EXERCISE OBJECTIVE:
Reproduce every line of the records below word for word, with nothing changed or left out.

-- START OF PROVIDED MATERIAL --

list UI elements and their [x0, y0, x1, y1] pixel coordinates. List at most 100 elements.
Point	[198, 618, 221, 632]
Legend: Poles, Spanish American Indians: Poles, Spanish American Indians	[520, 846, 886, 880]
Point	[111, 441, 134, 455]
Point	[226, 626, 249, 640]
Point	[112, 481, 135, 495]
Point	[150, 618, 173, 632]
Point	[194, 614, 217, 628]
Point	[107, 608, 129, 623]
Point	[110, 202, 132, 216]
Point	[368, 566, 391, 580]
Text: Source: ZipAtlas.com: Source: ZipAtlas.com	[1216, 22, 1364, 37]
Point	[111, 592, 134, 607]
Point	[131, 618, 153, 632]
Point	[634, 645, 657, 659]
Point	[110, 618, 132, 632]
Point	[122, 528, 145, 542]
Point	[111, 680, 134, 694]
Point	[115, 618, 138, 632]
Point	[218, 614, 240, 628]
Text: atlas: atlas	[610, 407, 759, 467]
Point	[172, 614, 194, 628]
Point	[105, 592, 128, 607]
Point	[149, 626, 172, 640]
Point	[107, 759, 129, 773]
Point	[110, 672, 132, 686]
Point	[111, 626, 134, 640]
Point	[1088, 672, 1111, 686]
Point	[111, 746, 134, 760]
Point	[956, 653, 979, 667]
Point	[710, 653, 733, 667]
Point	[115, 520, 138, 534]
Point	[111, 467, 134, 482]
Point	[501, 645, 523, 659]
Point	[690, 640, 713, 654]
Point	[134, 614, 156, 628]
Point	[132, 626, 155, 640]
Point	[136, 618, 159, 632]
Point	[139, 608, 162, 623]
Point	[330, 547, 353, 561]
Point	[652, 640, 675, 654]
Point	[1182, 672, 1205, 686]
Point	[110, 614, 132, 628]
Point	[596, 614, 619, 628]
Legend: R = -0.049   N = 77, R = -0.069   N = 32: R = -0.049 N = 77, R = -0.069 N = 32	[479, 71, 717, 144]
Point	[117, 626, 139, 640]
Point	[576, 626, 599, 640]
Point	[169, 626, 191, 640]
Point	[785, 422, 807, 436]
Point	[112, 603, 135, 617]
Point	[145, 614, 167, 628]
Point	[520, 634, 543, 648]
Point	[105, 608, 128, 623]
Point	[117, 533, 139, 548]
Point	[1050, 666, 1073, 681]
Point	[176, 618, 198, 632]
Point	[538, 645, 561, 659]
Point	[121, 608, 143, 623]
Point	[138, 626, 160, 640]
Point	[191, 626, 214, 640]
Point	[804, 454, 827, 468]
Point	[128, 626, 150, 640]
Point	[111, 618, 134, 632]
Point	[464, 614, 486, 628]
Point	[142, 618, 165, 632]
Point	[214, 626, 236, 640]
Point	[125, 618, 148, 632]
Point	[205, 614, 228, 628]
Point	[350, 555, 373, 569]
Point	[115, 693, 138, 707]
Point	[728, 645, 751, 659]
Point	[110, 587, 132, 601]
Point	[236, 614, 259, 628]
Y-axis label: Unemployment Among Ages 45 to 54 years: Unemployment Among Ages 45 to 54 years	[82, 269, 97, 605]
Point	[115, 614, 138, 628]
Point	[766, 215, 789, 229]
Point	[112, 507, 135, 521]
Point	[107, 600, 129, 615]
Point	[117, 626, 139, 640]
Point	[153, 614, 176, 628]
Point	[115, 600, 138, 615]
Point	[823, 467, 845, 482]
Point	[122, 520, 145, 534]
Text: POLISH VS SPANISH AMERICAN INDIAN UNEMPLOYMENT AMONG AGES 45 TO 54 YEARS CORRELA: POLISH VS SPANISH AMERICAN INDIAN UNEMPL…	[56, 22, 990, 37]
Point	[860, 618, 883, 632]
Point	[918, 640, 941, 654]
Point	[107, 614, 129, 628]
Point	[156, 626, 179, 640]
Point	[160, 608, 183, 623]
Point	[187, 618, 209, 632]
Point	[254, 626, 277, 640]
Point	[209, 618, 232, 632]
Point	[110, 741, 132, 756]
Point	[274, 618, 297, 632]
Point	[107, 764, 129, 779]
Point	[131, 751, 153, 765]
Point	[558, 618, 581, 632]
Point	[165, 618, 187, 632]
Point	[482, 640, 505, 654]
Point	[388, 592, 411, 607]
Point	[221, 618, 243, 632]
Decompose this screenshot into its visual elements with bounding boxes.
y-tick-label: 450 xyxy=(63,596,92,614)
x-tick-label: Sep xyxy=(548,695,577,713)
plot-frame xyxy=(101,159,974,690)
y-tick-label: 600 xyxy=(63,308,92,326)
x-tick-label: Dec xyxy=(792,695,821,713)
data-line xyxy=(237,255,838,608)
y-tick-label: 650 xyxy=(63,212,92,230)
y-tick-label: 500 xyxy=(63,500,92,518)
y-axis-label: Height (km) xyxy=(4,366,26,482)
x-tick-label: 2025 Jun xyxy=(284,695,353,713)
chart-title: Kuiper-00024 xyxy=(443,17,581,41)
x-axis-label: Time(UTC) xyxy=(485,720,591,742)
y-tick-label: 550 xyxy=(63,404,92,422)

-- END OF PROVIDED MATERIAL --

SOLUTION TO THE EXERCISE:
list UI elements and their [x0, y0, x1, y1] pixel coordinates. List at most 100 elements.
Point	[198, 618, 221, 632]
Legend: Poles, Spanish American Indians: Poles, Spanish American Indians	[520, 846, 886, 880]
Point	[111, 441, 134, 455]
Point	[226, 626, 249, 640]
Point	[112, 481, 135, 495]
Point	[150, 618, 173, 632]
Point	[194, 614, 217, 628]
Point	[107, 608, 129, 623]
Point	[110, 202, 132, 216]
Point	[368, 566, 391, 580]
Text: Source: ZipAtlas.com: Source: ZipAtlas.com	[1216, 22, 1364, 37]
Point	[111, 592, 134, 607]
Point	[131, 618, 153, 632]
Point	[634, 645, 657, 659]
Point	[110, 618, 132, 632]
Point	[122, 528, 145, 542]
Point	[111, 680, 134, 694]
Point	[115, 618, 138, 632]
Point	[218, 614, 240, 628]
Text: atlas: atlas	[610, 407, 759, 467]
Point	[172, 614, 194, 628]
Point	[105, 592, 128, 607]
Point	[149, 626, 172, 640]
Point	[107, 759, 129, 773]
Point	[110, 672, 132, 686]
Point	[111, 626, 134, 640]
Point	[1088, 672, 1111, 686]
Point	[111, 746, 134, 760]
Point	[956, 653, 979, 667]
Point	[710, 653, 733, 667]
Point	[115, 520, 138, 534]
Point	[111, 467, 134, 482]
Point	[501, 645, 523, 659]
Point	[690, 640, 713, 654]
Point	[134, 614, 156, 628]
Point	[132, 626, 155, 640]
Point	[136, 618, 159, 632]
Point	[139, 608, 162, 623]
Point	[330, 547, 353, 561]
Point	[652, 640, 675, 654]
Point	[1182, 672, 1205, 686]
Point	[110, 614, 132, 628]
Point	[596, 614, 619, 628]
Legend: R = -0.049   N = 77, R = -0.069   N = 32: R = -0.049 N = 77, R = -0.069 N = 32	[479, 71, 717, 144]
Point	[117, 626, 139, 640]
Point	[576, 626, 599, 640]
Point	[169, 626, 191, 640]
Point	[785, 422, 807, 436]
Point	[112, 603, 135, 617]
Point	[145, 614, 167, 628]
Point	[520, 634, 543, 648]
Point	[105, 608, 128, 623]
Point	[117, 533, 139, 548]
Point	[1050, 666, 1073, 681]
Point	[176, 618, 198, 632]
Point	[538, 645, 561, 659]
Point	[121, 608, 143, 623]
Point	[138, 626, 160, 640]
Point	[191, 626, 214, 640]
Point	[804, 454, 827, 468]
Point	[128, 626, 150, 640]
Point	[111, 618, 134, 632]
Point	[464, 614, 486, 628]
Point	[142, 618, 165, 632]
Point	[214, 626, 236, 640]
Point	[125, 618, 148, 632]
Point	[205, 614, 228, 628]
Point	[350, 555, 373, 569]
Point	[115, 693, 138, 707]
Point	[728, 645, 751, 659]
Point	[110, 587, 132, 601]
Point	[236, 614, 259, 628]
Y-axis label: Unemployment Among Ages 45 to 54 years: Unemployment Among Ages 45 to 54 years	[82, 269, 97, 605]
Point	[115, 614, 138, 628]
Point	[766, 215, 789, 229]
Point	[112, 507, 135, 521]
Point	[107, 600, 129, 615]
Point	[117, 626, 139, 640]
Point	[153, 614, 176, 628]
Point	[115, 600, 138, 615]
Point	[823, 467, 845, 482]
Point	[122, 520, 145, 534]
Text: POLISH VS SPANISH AMERICAN INDIAN UNEMPLOYMENT AMONG AGES 45 TO 54 YEARS CORRELA: POLISH VS SPANISH AMERICAN INDIAN UNEMPL…	[56, 22, 990, 37]
Point	[860, 618, 883, 632]
Point	[918, 640, 941, 654]
Point	[107, 614, 129, 628]
Point	[156, 626, 179, 640]
Point	[160, 608, 183, 623]
Point	[187, 618, 209, 632]
Point	[254, 626, 277, 640]
Point	[209, 618, 232, 632]
Point	[110, 741, 132, 756]
Point	[274, 618, 297, 632]
Point	[107, 764, 129, 779]
Point	[131, 751, 153, 765]
Point	[558, 618, 581, 632]
Point	[165, 618, 187, 632]
Point	[482, 640, 505, 654]
Point	[388, 592, 411, 607]
Point	[221, 618, 243, 632]
Decompose this screenshot into its visual elements with bounding boxes.
y-tick-label: 450 xyxy=(63,596,92,614)
x-tick-label: Sep xyxy=(548,695,577,713)
plot-frame xyxy=(101,159,974,690)
y-tick-label: 600 xyxy=(63,308,92,326)
x-tick-label: Dec xyxy=(792,695,821,713)
data-line xyxy=(237,255,838,608)
y-tick-label: 650 xyxy=(63,212,92,230)
y-tick-label: 500 xyxy=(63,500,92,518)
y-axis-label: Height (km) xyxy=(4,366,26,482)
x-tick-label: 2025 Jun xyxy=(284,695,353,713)
chart-title: Kuiper-00024 xyxy=(443,17,581,41)
x-axis-label: Time(UTC) xyxy=(485,720,591,742)
y-tick-label: 550 xyxy=(63,404,92,422)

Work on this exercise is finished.